**What is expected:**
Copy out all the lines in the records that include the word "energy".

**Exercise material:**
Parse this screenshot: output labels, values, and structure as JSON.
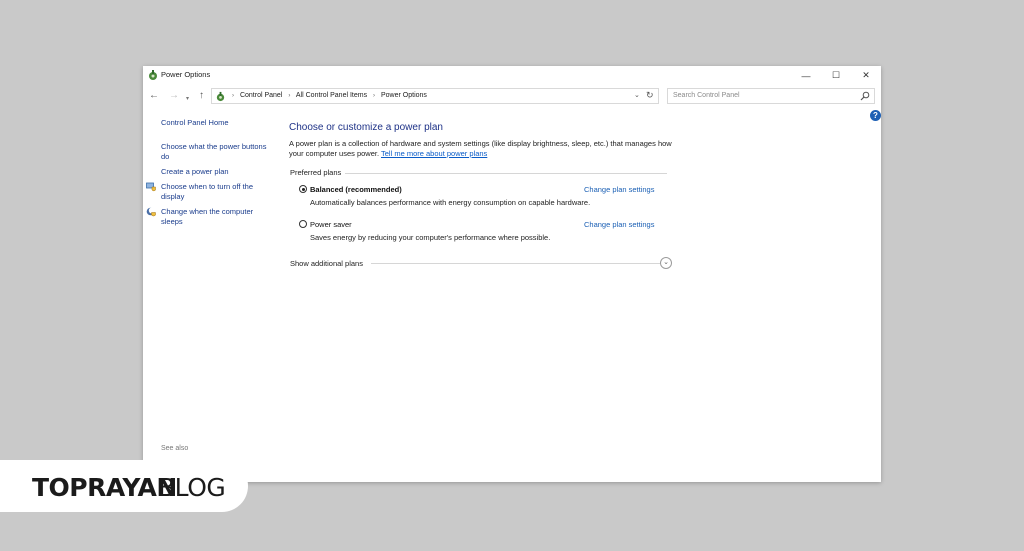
{
  "window": {
    "title": "Power Options",
    "minimize_glyph": "—",
    "maximize_glyph": "☐",
    "close_glyph": "✕"
  },
  "navbar": {
    "back_glyph": "←",
    "forward_glyph": "→",
    "recent_glyph": "▾",
    "up_glyph": "↑",
    "breadcrumbs": [
      "Control Panel",
      "All Control Panel Items",
      "Power Options"
    ],
    "separator": "›",
    "dropdown_glyph": "⌄",
    "refresh_glyph": "↻",
    "search_placeholder": "Search Control Panel"
  },
  "help": {
    "glyph": "?"
  },
  "sidebar": {
    "home": "Control Panel Home",
    "items": [
      {
        "label": "Choose what the power buttons do",
        "icon": "none"
      },
      {
        "label": "Create a power plan",
        "icon": "none"
      },
      {
        "label": "Choose when to turn off the display",
        "icon": "monitor-shield-icon"
      },
      {
        "label": "Change when the computer sleeps",
        "icon": "moon-shield-icon"
      }
    ],
    "see_also": "See also"
  },
  "main": {
    "title": "Choose or customize a power plan",
    "description": "A power plan is a collection of hardware and system settings (like display brightness, sleep, etc.) that manages how your computer uses power. ",
    "description_link": "Tell me more about power plans",
    "group_header": "Preferred plans",
    "plans": [
      {
        "name": "Balanced (recommended)",
        "desc": "Automatically balances performance with energy consumption on capable hardware.",
        "link": "Change plan settings",
        "selected": true
      },
      {
        "name": "Power saver",
        "desc": "Saves energy by reducing your computer's performance where possible.",
        "link": "Change plan settings",
        "selected": false
      }
    ],
    "show_more": "Show additional plans",
    "show_more_glyph": "⌄"
  },
  "watermark": {
    "bold": "TOPRAYAN",
    "light": "BLOG"
  }
}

**Correct result:**
        "desc": "Automatically balances performance with energy consumption on capable hardware.",
        "desc": "Saves energy by reducing your computer's performance where possible.",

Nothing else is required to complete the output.